▶ **Set task**
Copy out every record below, word for word.

▶ **Dataset entries**
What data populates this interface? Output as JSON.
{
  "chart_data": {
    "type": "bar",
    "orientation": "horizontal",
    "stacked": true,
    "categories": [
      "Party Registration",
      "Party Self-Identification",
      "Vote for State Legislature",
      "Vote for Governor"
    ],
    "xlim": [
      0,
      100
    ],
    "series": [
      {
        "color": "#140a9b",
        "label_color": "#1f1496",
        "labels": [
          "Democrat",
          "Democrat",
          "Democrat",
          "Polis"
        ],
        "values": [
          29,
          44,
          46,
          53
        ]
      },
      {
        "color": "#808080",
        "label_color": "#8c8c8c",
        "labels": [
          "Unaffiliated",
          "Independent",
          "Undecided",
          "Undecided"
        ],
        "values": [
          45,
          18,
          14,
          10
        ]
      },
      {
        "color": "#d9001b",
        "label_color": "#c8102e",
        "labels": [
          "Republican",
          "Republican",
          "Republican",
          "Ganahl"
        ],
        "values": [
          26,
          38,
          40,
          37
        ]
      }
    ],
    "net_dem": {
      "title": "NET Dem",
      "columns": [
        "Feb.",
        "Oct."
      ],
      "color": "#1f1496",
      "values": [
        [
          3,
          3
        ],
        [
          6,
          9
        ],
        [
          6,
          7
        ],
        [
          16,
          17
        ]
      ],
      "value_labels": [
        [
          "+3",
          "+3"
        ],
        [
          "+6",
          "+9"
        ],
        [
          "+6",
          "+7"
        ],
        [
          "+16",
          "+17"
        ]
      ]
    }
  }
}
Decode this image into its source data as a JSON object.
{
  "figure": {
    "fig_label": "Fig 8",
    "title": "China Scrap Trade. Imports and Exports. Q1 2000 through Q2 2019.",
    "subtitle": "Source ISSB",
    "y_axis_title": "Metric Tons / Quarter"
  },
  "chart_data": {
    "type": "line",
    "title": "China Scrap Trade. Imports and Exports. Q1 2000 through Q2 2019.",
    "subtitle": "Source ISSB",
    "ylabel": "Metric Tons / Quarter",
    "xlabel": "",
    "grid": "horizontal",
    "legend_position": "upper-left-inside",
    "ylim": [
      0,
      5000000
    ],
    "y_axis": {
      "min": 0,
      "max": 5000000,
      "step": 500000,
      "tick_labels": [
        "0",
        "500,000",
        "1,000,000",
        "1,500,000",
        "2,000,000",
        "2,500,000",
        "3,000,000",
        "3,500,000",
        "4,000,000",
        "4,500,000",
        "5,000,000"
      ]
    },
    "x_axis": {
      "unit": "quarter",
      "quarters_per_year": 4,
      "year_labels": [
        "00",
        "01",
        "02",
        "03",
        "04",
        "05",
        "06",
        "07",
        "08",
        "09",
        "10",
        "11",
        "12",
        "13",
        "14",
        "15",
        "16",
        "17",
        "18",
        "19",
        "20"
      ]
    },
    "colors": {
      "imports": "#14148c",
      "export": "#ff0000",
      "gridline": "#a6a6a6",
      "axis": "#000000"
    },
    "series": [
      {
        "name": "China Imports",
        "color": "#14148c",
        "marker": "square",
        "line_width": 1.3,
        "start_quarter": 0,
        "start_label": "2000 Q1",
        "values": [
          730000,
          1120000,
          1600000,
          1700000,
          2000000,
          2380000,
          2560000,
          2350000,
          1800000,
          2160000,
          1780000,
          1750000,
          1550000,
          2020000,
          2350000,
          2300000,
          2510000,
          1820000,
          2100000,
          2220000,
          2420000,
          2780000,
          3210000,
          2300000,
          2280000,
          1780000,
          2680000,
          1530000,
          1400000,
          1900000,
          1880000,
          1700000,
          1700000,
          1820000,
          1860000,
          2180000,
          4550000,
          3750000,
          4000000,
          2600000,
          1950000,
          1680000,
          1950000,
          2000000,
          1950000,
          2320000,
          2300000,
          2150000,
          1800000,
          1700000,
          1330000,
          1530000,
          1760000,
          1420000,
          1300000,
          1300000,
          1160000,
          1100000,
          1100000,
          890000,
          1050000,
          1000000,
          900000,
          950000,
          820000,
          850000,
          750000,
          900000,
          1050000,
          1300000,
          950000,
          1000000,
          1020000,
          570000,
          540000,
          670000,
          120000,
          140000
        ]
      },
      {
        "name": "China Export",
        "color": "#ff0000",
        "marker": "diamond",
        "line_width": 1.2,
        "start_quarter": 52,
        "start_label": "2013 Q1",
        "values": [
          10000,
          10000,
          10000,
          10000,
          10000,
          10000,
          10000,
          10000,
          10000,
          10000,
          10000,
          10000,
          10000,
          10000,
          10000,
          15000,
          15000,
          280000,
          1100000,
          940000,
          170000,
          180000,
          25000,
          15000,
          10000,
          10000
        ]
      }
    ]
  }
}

▶ **Result of this task**
What data populates this interface? Output as JSON.
{
  "chart_data": {
    "type": "bar",
    "orientation": "horizontal",
    "stacked": true,
    "categories": [
      "Party Registration",
      "Party Self-Identification",
      "Vote for State Legislature",
      "Vote for Governor"
    ],
    "xlim": [
      0,
      100
    ],
    "series": [
      {
        "color": "#140a9b",
        "label_color": "#1f1496",
        "labels": [
          "Democrat",
          "Democrat",
          "Democrat",
          "Polis"
        ],
        "values": [
          29,
          44,
          46,
          53
        ]
      },
      {
        "color": "#808080",
        "label_color": "#8c8c8c",
        "labels": [
          "Unaffiliated",
          "Independent",
          "Undecided",
          "Undecided"
        ],
        "values": [
          45,
          18,
          14,
          10
        ]
      },
      {
        "color": "#d9001b",
        "label_color": "#c8102e",
        "labels": [
          "Republican",
          "Republican",
          "Republican",
          "Ganahl"
        ],
        "values": [
          26,
          38,
          40,
          37
        ]
      }
    ],
    "net_dem": {
      "title": "NET Dem",
      "columns": [
        "Feb.",
        "Oct."
      ],
      "color": "#1f1496",
      "values": [
        [
          3,
          3
        ],
        [
          6,
          9
        ],
        [
          6,
          7
        ],
        [
          16,
          17
        ]
      ],
      "value_labels": [
        [
          "+3",
          "+3"
        ],
        [
          "+6",
          "+9"
        ],
        [
          "+6",
          "+7"
        ],
        [
          "+16",
          "+17"
        ]
      ]
    }
  }
}
Decode this image into its source data as a JSON object.
{
  "figure": {
    "fig_label": "Fig 8",
    "title": "China Scrap Trade. Imports and Exports. Q1 2000 through Q2 2019.",
    "subtitle": "Source ISSB",
    "y_axis_title": "Metric Tons / Quarter"
  },
  "chart_data": {
    "type": "line",
    "title": "China Scrap Trade. Imports and Exports. Q1 2000 through Q2 2019.",
    "subtitle": "Source ISSB",
    "ylabel": "Metric Tons / Quarter",
    "xlabel": "",
    "grid": "horizontal",
    "legend_position": "upper-left-inside",
    "ylim": [
      0,
      5000000
    ],
    "y_axis": {
      "min": 0,
      "max": 5000000,
      "step": 500000,
      "tick_labels": [
        "0",
        "500,000",
        "1,000,000",
        "1,500,000",
        "2,000,000",
        "2,500,000",
        "3,000,000",
        "3,500,000",
        "4,000,000",
        "4,500,000",
        "5,000,000"
      ]
    },
    "x_axis": {
      "unit": "quarter",
      "quarters_per_year": 4,
      "year_labels": [
        "00",
        "01",
        "02",
        "03",
        "04",
        "05",
        "06",
        "07",
        "08",
        "09",
        "10",
        "11",
        "12",
        "13",
        "14",
        "15",
        "16",
        "17",
        "18",
        "19",
        "20"
      ]
    },
    "colors": {
      "imports": "#14148c",
      "export": "#ff0000",
      "gridline": "#a6a6a6",
      "axis": "#000000"
    },
    "series": [
      {
        "name": "China Imports",
        "color": "#14148c",
        "marker": "square",
        "line_width": 1.3,
        "start_quarter": 0,
        "start_label": "2000 Q1",
        "values": [
          730000,
          1120000,
          1600000,
          1700000,
          2000000,
          2380000,
          2560000,
          2350000,
          1800000,
          2160000,
          1780000,
          1750000,
          1550000,
          2020000,
          2350000,
          2300000,
          2510000,
          1820000,
          2100000,
          2220000,
          2420000,
          2780000,
          3210000,
          2300000,
          2280000,
          1780000,
          2680000,
          1530000,
          1400000,
          1900000,
          1880000,
          1700000,
          1700000,
          1820000,
          1860000,
          2180000,
          4550000,
          3750000,
          4000000,
          2600000,
          1950000,
          1680000,
          1950000,
          2000000,
          1950000,
          2320000,
          2300000,
          2150000,
          1800000,
          1700000,
          1330000,
          1530000,
          1760000,
          1420000,
          1300000,
          1300000,
          1160000,
          1100000,
          1100000,
          890000,
          1050000,
          1000000,
          900000,
          950000,
          820000,
          850000,
          750000,
          900000,
          1050000,
          1300000,
          950000,
          1000000,
          1020000,
          570000,
          540000,
          670000,
          120000,
          140000
        ]
      },
      {
        "name": "China Export",
        "color": "#ff0000",
        "marker": "diamond",
        "line_width": 1.2,
        "start_quarter": 52,
        "start_label": "2013 Q1",
        "values": [
          10000,
          10000,
          10000,
          10000,
          10000,
          10000,
          10000,
          10000,
          10000,
          10000,
          10000,
          10000,
          10000,
          10000,
          10000,
          15000,
          15000,
          280000,
          1100000,
          940000,
          170000,
          180000,
          25000,
          15000,
          10000,
          10000
        ]
      }
    ]
  }
}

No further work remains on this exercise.